Work to do -> Repeat the material below exactly, line for line.

Excerpts from a figure dataset ->
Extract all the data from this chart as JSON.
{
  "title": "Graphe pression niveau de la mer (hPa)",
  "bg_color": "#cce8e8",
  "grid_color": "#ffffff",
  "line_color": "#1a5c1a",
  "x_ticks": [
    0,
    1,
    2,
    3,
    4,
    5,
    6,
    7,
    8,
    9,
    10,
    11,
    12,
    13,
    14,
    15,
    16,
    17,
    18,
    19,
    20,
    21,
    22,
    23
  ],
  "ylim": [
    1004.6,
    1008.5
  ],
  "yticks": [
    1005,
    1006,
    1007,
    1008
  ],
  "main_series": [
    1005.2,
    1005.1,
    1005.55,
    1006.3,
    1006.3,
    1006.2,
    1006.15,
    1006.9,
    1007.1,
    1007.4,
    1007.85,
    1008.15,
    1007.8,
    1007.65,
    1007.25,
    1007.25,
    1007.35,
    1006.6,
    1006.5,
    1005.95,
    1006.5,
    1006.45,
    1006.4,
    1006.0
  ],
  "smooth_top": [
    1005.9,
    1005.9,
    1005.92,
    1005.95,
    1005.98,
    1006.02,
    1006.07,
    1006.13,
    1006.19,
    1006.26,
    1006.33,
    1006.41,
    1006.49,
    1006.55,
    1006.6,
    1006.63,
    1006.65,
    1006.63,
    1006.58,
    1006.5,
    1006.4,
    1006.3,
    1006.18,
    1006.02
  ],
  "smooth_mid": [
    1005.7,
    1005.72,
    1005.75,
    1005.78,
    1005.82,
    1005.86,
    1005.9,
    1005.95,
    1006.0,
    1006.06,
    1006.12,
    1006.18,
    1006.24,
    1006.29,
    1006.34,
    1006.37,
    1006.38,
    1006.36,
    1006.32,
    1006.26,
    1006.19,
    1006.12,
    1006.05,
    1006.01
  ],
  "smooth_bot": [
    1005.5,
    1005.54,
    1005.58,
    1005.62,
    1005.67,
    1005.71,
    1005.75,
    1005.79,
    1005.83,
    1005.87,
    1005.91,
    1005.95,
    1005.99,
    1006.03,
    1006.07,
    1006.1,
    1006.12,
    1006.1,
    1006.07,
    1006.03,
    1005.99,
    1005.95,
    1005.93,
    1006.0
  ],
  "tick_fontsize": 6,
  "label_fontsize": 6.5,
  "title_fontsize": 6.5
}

Result ->
Extract all the data from this chart as JSON.
{
  "title": "Graphe pression niveau de la mer (hPa)",
  "bg_color": "#cce8e8",
  "grid_color": "#ffffff",
  "line_color": "#1a5c1a",
  "x_ticks": [
    0,
    1,
    2,
    3,
    4,
    5,
    6,
    7,
    8,
    9,
    10,
    11,
    12,
    13,
    14,
    15,
    16,
    17,
    18,
    19,
    20,
    21,
    22,
    23
  ],
  "ylim": [
    1004.6,
    1008.5
  ],
  "yticks": [
    1005,
    1006,
    1007,
    1008
  ],
  "main_series": [
    1005.2,
    1005.1,
    1005.55,
    1006.3,
    1006.3,
    1006.2,
    1006.15,
    1006.9,
    1007.1,
    1007.4,
    1007.85,
    1008.15,
    1007.8,
    1007.65,
    1007.25,
    1007.25,
    1007.35,
    1006.6,
    1006.5,
    1005.95,
    1006.5,
    1006.45,
    1006.4,
    1006.0
  ],
  "smooth_top": [
    1005.9,
    1005.9,
    1005.92,
    1005.95,
    1005.98,
    1006.02,
    1006.07,
    1006.13,
    1006.19,
    1006.26,
    1006.33,
    1006.41,
    1006.49,
    1006.55,
    1006.6,
    1006.63,
    1006.65,
    1006.63,
    1006.58,
    1006.5,
    1006.4,
    1006.3,
    1006.18,
    1006.02
  ],
  "smooth_mid": [
    1005.7,
    1005.72,
    1005.75,
    1005.78,
    1005.82,
    1005.86,
    1005.9,
    1005.95,
    1006.0,
    1006.06,
    1006.12,
    1006.18,
    1006.24,
    1006.29,
    1006.34,
    1006.37,
    1006.38,
    1006.36,
    1006.32,
    1006.26,
    1006.19,
    1006.12,
    1006.05,
    1006.01
  ],
  "smooth_bot": [
    1005.5,
    1005.54,
    1005.58,
    1005.62,
    1005.67,
    1005.71,
    1005.75,
    1005.79,
    1005.83,
    1005.87,
    1005.91,
    1005.95,
    1005.99,
    1006.03,
    1006.07,
    1006.1,
    1006.12,
    1006.1,
    1006.07,
    1006.03,
    1005.99,
    1005.95,
    1005.93,
    1006.0
  ],
  "tick_fontsize": 6,
  "label_fontsize": 6.5,
  "title_fontsize": 6.5
}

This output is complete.